- [Given records]:

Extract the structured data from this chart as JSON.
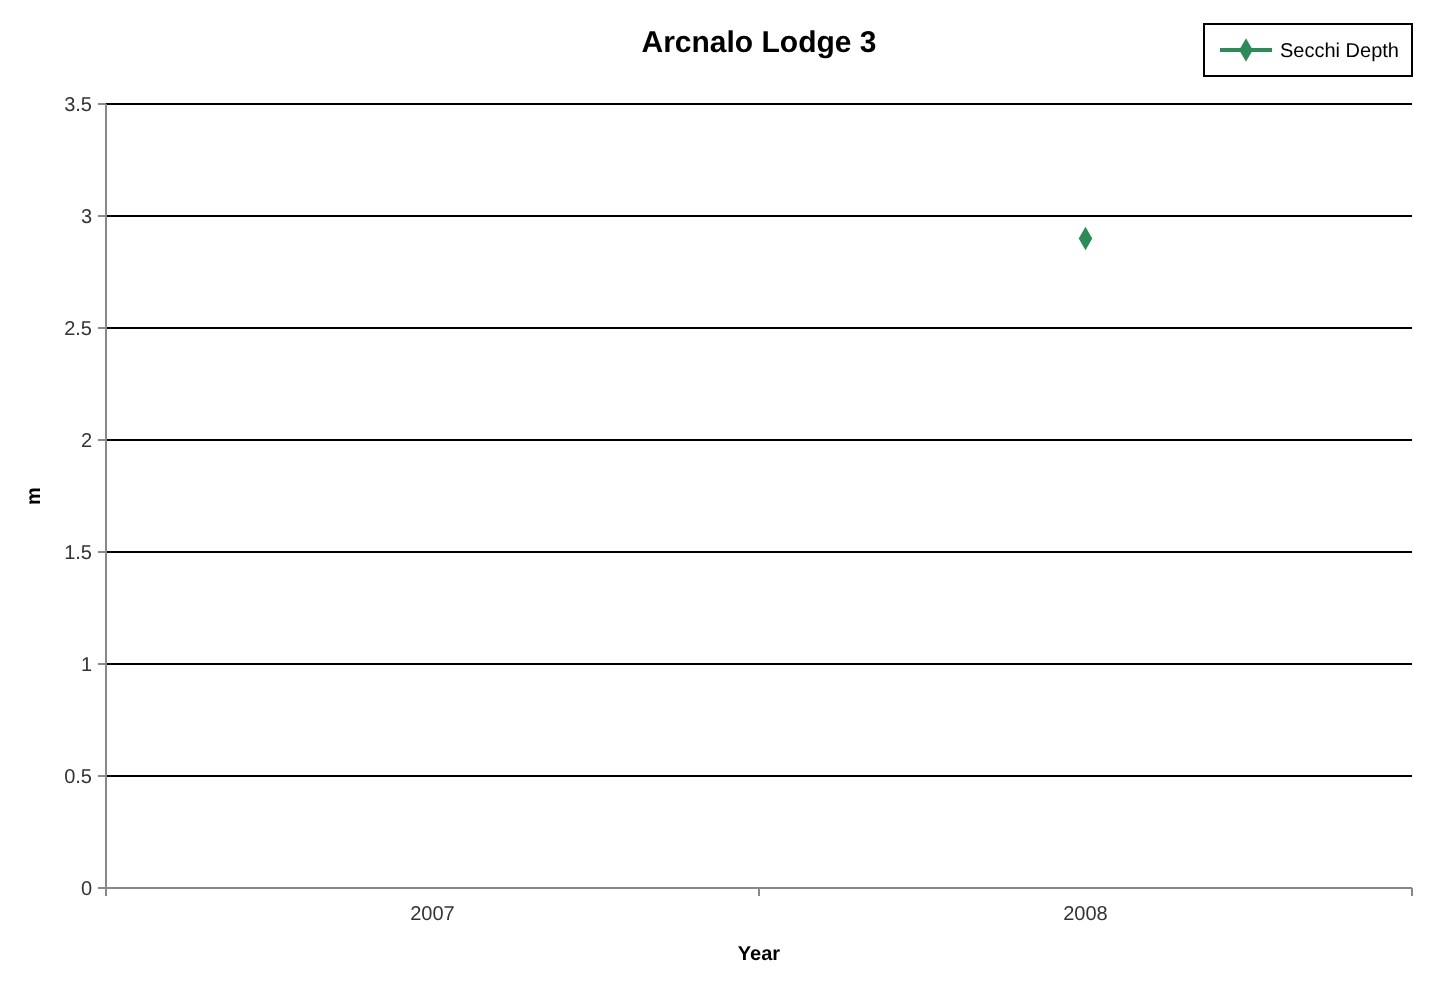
{
  "chart_data": {
    "type": "line",
    "title": "Arcnalo Lodge 3",
    "xlabel": "Year",
    "ylabel": "m",
    "categories": [
      "2007",
      "2008"
    ],
    "series": [
      {
        "name": "Secchi Depth",
        "color": "#2e8b57",
        "values": [
          null,
          2.9
        ]
      }
    ],
    "ylim": [
      0,
      3.5
    ],
    "yticks": [
      0,
      0.5,
      1,
      1.5,
      2,
      2.5,
      3,
      3.5
    ],
    "grid": "y",
    "legend": "top right",
    "marker": "diamond"
  }
}
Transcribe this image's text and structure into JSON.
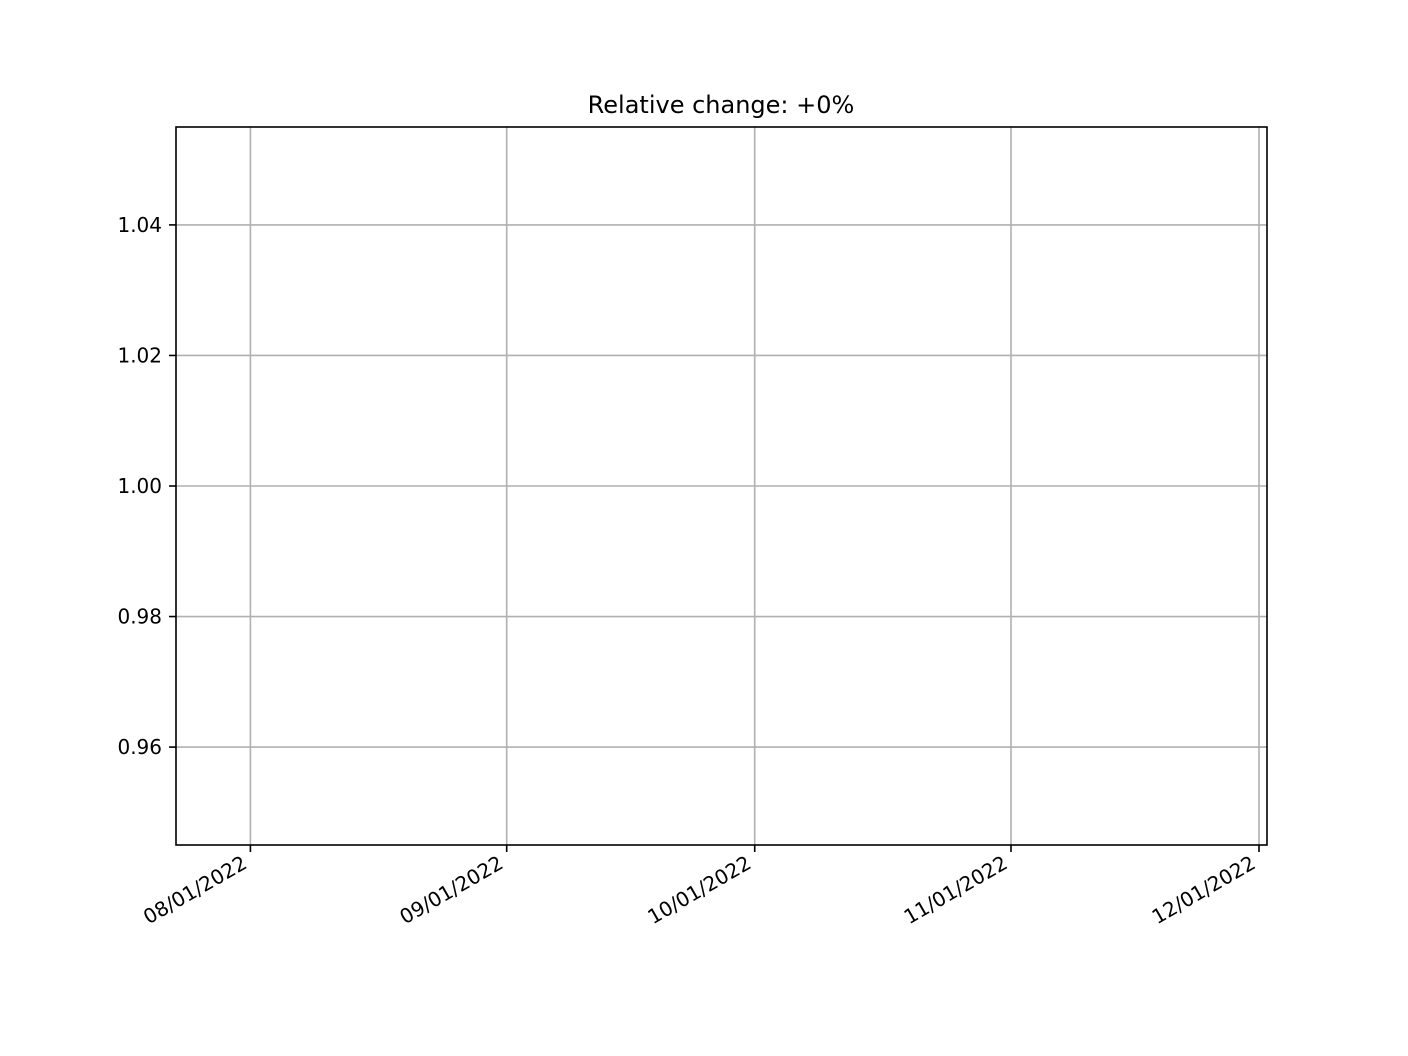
{
  "chart_data": {
    "type": "line",
    "title": "Relative change: +0%",
    "xlabel": "",
    "ylabel": "",
    "x_axis_type": "date",
    "x_date_format": "MM/DD/YYYY",
    "xlim": [
      "2022-07-23",
      "2022-12-01"
    ],
    "ylim": [
      0.945,
      1.055
    ],
    "x_ticks": [
      {
        "date": "2022-08-01",
        "label": "08/01/2022"
      },
      {
        "date": "2022-09-01",
        "label": "09/01/2022"
      },
      {
        "date": "2022-10-01",
        "label": "10/01/2022"
      },
      {
        "date": "2022-11-01",
        "label": "11/01/2022"
      },
      {
        "date": "2022-12-01",
        "label": "12/01/2022"
      }
    ],
    "y_ticks": [
      {
        "value": 0.96,
        "label": "0.96"
      },
      {
        "value": 0.98,
        "label": "0.98"
      },
      {
        "value": 1.0,
        "label": "1.00"
      },
      {
        "value": 1.02,
        "label": "1.02"
      },
      {
        "value": 1.04,
        "label": "1.04"
      }
    ],
    "grid": true,
    "series": [],
    "colors": {
      "grid": "#b0b0b0",
      "axes": "#000000",
      "text": "#000000",
      "background": "#ffffff"
    }
  }
}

- [Problem statement]:
From the data above, copy each line where the string "text" appears.

- [Written response]:
Transcribe this image's text and structure into JSON.
      "text": "#000000",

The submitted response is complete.